- **Exercise goal**
Copy every line from the material below that holds "어니스타컴퍼니".

- **Dataset items**
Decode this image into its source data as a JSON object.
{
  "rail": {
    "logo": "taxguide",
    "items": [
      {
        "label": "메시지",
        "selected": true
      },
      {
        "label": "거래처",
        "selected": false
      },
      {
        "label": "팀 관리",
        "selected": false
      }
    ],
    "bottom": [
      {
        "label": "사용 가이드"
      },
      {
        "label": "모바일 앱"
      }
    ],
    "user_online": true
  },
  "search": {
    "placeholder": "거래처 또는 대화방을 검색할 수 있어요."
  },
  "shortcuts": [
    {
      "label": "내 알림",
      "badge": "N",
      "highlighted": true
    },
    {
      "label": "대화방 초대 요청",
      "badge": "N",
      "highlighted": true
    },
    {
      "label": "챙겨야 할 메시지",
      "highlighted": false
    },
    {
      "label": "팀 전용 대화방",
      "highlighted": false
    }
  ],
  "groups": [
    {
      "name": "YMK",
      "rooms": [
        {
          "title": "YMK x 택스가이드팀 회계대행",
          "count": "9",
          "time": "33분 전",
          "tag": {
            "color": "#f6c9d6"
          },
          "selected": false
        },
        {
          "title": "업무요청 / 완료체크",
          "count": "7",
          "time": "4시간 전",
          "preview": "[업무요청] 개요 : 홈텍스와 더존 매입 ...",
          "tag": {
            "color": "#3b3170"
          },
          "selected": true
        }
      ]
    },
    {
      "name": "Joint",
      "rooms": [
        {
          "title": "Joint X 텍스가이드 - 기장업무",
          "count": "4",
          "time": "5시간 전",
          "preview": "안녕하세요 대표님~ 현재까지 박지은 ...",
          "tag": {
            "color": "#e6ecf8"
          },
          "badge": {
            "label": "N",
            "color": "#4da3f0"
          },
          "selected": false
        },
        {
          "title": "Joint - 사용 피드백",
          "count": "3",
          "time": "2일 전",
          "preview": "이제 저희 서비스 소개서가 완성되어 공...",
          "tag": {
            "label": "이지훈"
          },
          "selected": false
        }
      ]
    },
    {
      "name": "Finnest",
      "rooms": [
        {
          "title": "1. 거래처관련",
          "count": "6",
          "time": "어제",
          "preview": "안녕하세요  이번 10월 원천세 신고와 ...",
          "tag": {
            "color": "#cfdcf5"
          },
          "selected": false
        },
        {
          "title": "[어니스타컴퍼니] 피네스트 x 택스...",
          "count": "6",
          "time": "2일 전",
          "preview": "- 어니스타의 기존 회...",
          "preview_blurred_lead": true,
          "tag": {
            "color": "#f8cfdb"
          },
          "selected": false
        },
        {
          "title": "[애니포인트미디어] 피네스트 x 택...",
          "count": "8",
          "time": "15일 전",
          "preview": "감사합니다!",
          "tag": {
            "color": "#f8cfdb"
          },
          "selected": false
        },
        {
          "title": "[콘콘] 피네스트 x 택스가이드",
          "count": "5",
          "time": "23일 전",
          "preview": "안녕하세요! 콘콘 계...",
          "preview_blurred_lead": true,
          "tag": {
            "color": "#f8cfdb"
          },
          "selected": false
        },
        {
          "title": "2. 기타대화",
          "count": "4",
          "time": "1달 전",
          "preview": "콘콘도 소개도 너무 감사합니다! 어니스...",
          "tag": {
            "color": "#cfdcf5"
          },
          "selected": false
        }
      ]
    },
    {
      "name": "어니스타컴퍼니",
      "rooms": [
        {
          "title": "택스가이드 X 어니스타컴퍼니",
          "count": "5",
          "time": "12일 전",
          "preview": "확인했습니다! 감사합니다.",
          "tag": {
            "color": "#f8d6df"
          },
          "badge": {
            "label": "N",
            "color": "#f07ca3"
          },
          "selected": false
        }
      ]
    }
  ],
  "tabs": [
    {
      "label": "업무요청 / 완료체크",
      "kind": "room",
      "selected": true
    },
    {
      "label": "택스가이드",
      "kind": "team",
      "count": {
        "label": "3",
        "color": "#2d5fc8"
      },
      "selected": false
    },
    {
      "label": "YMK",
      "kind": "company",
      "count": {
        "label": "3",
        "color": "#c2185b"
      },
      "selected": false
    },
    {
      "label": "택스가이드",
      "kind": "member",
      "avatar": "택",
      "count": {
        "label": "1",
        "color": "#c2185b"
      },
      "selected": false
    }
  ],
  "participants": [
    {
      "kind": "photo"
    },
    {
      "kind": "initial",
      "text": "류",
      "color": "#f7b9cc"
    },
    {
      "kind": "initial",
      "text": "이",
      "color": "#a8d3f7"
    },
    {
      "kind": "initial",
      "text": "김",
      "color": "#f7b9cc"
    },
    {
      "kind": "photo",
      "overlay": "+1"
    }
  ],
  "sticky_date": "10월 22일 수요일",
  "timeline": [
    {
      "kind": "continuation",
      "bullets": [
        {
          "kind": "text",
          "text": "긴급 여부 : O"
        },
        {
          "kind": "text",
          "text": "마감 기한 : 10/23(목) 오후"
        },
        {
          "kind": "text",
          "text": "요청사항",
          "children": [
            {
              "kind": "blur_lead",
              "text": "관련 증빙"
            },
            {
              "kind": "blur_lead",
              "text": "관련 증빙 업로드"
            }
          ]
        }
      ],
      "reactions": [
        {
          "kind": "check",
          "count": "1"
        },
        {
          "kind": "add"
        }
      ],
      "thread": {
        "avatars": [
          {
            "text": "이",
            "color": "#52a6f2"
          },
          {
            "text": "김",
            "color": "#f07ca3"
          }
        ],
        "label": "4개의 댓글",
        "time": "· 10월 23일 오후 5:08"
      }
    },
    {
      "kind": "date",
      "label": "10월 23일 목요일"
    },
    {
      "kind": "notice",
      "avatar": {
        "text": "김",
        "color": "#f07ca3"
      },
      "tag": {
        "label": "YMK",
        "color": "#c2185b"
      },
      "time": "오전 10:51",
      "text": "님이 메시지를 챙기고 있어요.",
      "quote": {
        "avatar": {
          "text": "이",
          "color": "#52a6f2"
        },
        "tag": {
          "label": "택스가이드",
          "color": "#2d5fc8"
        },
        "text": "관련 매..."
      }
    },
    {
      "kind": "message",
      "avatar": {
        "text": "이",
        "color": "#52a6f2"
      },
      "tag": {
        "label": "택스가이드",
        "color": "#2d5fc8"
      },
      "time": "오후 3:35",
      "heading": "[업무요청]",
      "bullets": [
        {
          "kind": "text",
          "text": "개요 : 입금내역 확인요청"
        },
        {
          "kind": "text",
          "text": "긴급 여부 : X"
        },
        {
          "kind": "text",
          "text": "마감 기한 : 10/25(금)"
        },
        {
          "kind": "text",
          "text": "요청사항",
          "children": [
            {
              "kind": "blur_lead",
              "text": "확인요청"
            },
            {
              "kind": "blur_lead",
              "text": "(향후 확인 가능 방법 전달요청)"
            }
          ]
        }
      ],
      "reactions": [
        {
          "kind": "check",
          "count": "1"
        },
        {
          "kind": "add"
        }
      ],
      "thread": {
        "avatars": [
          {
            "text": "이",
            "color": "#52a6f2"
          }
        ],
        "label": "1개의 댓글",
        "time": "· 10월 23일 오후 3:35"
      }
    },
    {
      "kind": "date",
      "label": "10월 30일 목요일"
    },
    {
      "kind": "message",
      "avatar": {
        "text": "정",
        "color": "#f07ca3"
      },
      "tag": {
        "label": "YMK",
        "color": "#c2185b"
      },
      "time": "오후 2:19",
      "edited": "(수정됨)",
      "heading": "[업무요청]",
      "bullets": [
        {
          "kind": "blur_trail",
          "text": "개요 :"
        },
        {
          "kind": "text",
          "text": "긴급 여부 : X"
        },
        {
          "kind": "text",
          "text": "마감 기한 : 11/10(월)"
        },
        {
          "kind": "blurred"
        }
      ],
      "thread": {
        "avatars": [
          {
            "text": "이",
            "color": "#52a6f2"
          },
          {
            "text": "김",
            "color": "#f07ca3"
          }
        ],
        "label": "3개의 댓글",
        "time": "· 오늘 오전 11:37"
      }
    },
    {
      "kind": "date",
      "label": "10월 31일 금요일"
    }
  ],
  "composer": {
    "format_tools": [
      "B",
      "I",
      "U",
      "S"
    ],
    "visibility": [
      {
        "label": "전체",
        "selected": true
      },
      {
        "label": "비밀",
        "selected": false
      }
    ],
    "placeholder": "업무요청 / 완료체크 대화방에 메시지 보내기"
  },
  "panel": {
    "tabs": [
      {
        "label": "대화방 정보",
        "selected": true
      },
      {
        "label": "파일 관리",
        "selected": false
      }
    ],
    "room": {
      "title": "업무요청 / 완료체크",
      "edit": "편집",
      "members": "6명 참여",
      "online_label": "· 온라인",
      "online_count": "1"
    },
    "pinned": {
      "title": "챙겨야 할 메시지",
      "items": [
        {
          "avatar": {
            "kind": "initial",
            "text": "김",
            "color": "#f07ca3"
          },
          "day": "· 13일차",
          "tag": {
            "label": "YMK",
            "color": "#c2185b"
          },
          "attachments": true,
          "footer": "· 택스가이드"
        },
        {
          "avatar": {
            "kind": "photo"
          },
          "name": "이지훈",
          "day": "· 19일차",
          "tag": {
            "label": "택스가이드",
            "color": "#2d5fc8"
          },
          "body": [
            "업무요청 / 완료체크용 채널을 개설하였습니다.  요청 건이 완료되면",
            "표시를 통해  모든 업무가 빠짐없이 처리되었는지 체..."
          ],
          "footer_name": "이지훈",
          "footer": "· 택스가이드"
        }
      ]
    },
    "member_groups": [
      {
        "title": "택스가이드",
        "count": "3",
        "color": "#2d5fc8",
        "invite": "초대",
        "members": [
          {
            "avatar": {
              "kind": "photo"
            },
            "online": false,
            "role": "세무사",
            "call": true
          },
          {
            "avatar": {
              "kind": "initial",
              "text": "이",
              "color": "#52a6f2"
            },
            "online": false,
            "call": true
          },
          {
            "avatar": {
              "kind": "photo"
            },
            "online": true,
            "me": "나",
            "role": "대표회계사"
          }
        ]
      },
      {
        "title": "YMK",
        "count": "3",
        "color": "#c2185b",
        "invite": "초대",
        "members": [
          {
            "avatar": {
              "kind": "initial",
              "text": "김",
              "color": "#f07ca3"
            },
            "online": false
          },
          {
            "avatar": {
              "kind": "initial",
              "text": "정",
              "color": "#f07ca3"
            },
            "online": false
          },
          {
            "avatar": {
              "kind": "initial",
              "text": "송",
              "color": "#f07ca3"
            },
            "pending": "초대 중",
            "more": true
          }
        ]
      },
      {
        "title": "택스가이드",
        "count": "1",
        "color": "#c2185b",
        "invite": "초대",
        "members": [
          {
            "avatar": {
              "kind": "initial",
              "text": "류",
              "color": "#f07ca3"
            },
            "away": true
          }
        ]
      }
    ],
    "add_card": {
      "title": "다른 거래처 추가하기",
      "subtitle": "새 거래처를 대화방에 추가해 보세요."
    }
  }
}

- **Answer to this task**
          "title": "[어니스타컴퍼니] 피네스트 x 택스...",
      "name": "어니스타컴퍼니",
          "title": "택스가이드 X 어니스타컴퍼니",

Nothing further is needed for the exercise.